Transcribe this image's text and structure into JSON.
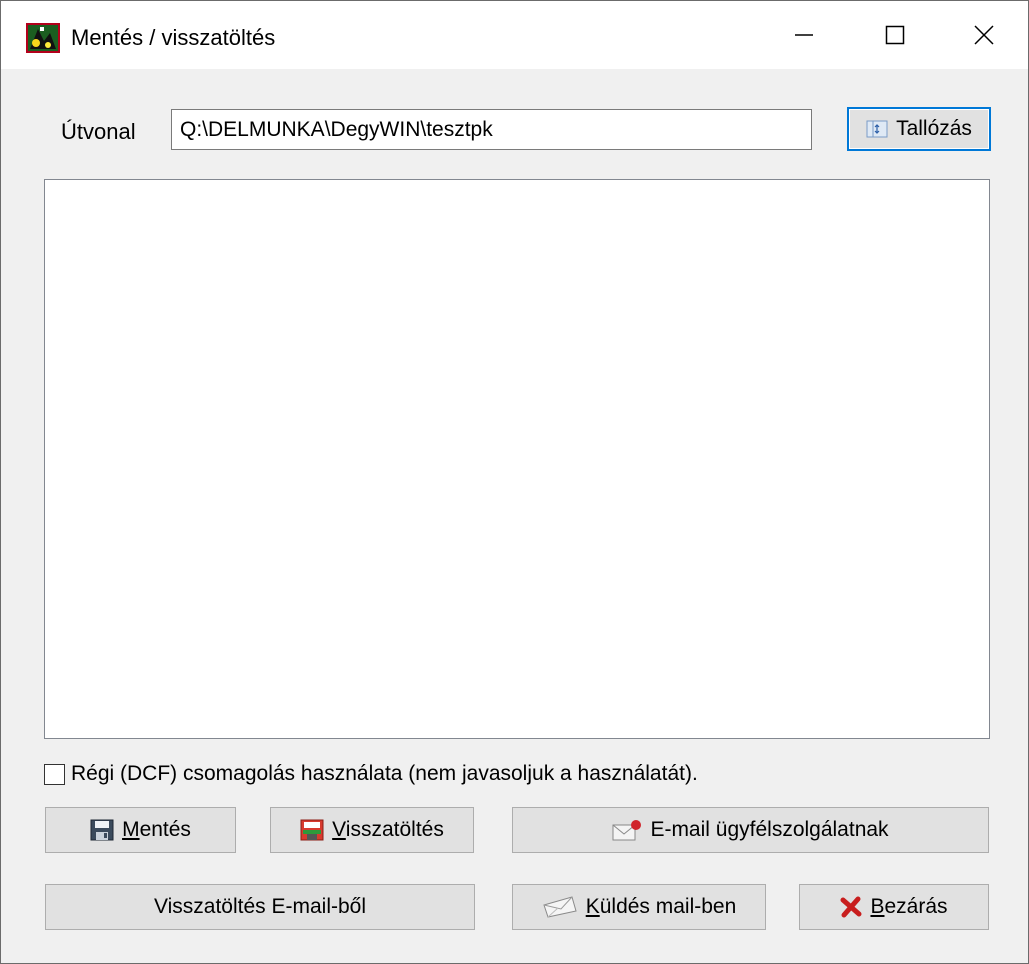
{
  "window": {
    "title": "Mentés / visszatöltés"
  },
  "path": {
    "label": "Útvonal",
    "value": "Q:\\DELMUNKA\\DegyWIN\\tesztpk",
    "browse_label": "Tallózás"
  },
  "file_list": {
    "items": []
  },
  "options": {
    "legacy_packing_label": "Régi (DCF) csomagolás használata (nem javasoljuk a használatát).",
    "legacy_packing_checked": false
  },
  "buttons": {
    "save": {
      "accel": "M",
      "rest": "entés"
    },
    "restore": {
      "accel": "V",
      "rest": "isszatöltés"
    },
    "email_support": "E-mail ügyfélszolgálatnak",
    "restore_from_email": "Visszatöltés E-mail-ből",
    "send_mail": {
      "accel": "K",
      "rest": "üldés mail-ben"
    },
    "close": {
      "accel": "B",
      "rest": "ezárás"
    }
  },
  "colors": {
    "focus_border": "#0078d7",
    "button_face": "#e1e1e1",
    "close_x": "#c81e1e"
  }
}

──────────

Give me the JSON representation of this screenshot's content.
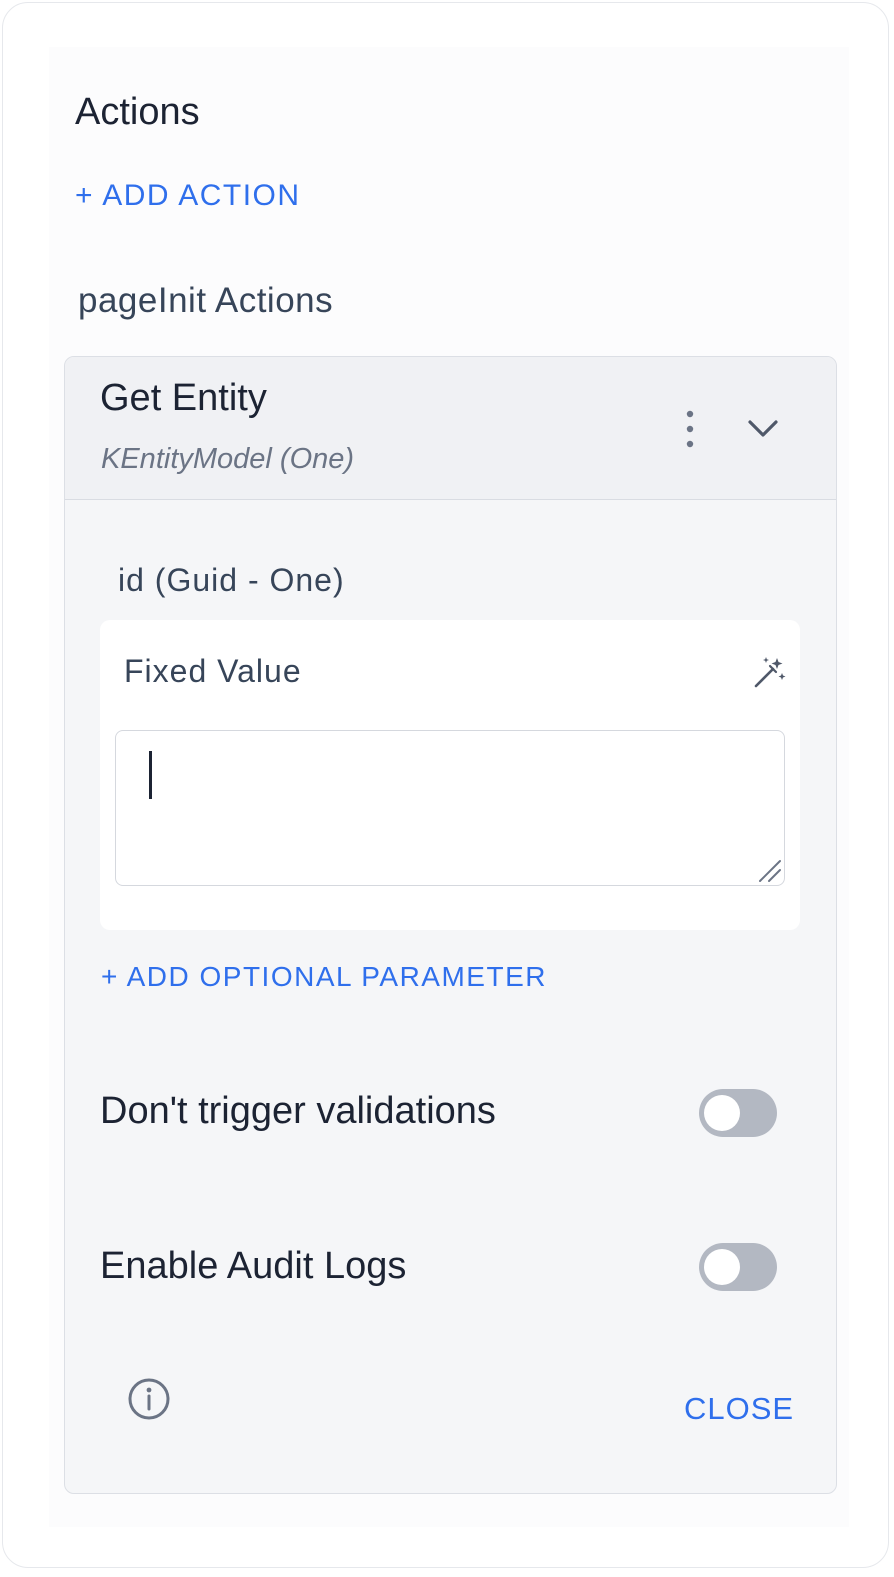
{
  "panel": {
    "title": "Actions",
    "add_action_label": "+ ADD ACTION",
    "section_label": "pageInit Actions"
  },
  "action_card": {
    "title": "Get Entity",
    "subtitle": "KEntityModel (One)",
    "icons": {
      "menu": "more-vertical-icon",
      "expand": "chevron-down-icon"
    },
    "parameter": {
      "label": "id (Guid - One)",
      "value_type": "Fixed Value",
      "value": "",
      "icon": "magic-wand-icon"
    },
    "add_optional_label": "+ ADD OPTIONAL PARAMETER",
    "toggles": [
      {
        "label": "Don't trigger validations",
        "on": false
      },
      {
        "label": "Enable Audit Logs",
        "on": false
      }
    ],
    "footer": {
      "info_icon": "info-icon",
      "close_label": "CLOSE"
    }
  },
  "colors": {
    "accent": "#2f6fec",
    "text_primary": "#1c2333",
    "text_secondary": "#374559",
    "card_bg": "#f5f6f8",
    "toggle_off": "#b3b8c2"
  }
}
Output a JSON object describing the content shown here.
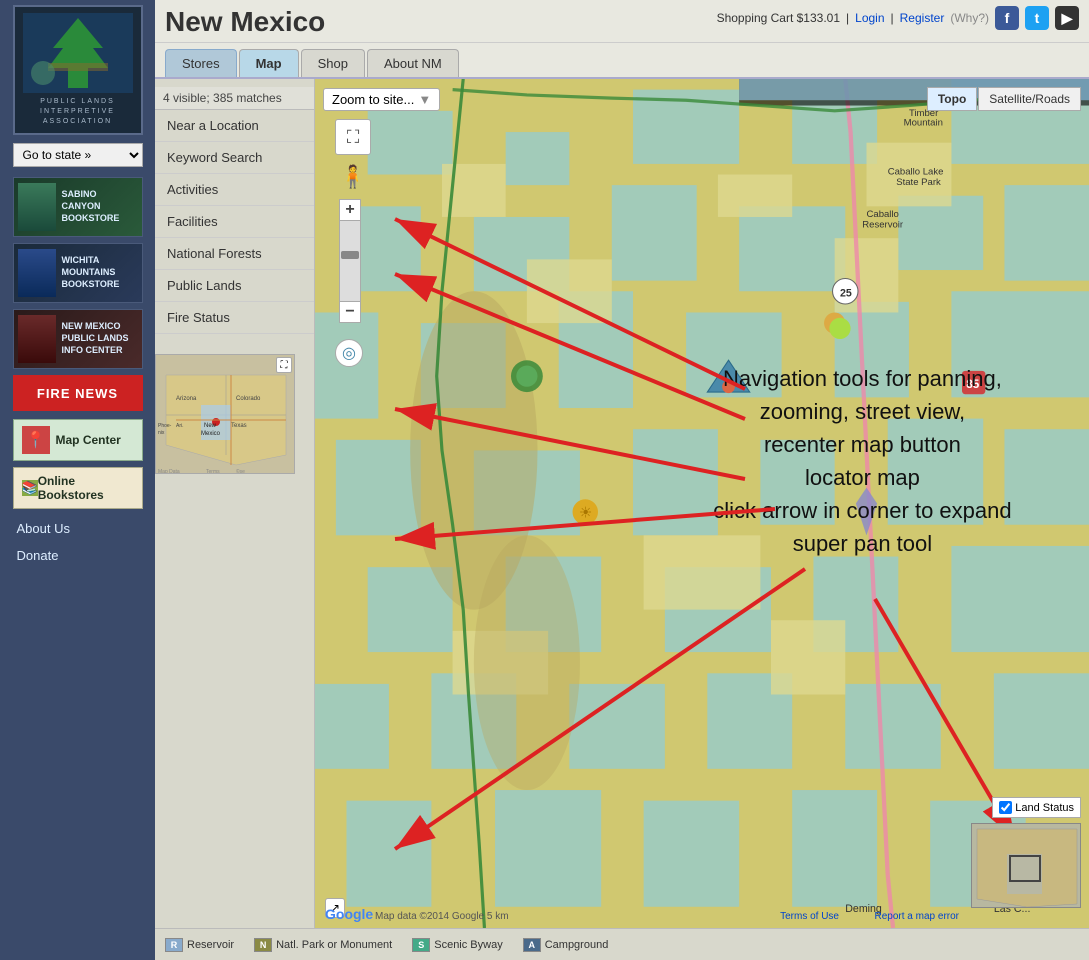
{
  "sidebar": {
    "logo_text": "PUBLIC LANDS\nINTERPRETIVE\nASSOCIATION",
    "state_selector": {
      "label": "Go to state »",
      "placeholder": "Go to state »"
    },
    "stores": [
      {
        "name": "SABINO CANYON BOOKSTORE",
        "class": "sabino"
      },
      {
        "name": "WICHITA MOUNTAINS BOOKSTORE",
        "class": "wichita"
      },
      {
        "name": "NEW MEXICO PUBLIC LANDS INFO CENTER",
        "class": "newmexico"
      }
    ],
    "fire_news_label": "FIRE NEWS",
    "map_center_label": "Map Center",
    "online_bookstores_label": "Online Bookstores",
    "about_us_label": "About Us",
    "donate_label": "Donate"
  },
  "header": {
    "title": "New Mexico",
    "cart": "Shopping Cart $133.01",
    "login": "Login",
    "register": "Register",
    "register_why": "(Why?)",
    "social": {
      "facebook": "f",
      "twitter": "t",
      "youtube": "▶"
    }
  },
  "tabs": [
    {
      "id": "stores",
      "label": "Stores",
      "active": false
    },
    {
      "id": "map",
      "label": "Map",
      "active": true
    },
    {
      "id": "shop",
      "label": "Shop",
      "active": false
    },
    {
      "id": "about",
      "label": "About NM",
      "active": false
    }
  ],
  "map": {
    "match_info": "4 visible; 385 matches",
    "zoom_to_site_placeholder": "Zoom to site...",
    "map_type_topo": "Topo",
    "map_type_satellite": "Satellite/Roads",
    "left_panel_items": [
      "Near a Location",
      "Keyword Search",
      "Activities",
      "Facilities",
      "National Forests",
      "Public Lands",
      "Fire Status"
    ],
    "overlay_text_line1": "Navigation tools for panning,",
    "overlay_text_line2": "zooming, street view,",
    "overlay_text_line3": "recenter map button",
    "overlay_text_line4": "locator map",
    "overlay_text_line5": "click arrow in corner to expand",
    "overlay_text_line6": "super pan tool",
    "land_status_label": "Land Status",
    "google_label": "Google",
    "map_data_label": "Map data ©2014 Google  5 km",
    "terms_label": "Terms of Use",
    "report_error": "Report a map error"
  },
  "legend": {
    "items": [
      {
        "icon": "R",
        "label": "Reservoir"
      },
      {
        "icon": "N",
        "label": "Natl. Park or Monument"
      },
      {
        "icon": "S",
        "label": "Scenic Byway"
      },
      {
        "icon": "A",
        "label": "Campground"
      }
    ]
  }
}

──────────

GIVEN EXERCISE. Filter the data for the string "this" and copy every line that has it.

ANSWER BELOW.
Transcribe this image's text and structure into JSON.
Give me the JSON representation of this screenshot's content.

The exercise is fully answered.